Keep only the lines of the data below that contain "JSON", and copy them.

------ Dataset records

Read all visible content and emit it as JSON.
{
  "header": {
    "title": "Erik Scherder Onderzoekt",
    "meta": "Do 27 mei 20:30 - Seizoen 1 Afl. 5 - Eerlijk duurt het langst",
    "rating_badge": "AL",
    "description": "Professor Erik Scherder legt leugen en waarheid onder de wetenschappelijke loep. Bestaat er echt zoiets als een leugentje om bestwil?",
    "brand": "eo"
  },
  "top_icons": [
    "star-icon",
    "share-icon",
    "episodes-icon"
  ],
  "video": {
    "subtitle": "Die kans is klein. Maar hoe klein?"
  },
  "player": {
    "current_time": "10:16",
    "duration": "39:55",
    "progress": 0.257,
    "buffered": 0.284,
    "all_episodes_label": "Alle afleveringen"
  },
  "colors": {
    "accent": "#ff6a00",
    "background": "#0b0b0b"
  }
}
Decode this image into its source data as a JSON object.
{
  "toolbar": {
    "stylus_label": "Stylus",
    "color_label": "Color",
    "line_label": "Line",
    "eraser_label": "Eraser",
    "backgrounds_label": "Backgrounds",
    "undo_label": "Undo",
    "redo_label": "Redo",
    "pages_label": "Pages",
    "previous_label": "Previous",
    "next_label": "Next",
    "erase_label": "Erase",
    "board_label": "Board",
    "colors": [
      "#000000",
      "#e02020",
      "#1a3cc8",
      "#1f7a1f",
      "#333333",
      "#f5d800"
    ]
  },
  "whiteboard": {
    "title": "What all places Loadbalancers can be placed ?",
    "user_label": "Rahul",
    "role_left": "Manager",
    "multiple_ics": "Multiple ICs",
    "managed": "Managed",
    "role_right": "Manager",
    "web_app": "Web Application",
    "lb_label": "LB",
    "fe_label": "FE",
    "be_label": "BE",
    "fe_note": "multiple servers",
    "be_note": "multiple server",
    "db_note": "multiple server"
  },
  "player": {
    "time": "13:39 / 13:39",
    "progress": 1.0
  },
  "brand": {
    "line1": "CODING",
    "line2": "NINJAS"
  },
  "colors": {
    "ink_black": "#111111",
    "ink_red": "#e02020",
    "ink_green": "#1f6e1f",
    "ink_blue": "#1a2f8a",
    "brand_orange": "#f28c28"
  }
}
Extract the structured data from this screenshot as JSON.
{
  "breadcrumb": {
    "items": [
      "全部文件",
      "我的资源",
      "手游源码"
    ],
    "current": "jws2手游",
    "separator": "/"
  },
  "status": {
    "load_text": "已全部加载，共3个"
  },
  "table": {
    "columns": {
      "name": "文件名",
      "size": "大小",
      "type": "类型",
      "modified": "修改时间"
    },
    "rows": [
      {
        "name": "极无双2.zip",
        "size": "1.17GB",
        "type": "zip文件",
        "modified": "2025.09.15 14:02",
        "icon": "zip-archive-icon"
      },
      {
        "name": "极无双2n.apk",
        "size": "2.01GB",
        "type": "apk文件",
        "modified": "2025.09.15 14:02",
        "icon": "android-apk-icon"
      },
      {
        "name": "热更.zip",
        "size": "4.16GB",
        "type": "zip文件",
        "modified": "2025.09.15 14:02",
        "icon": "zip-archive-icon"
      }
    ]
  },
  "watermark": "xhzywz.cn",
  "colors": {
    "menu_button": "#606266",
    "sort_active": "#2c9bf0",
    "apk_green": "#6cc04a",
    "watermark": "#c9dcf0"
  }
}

------------

Response to this exercise:
Read all visible content and emit it as JSON.
Decode this image into its source data as a JSON object.
Extract the structured data from this screenshot as JSON.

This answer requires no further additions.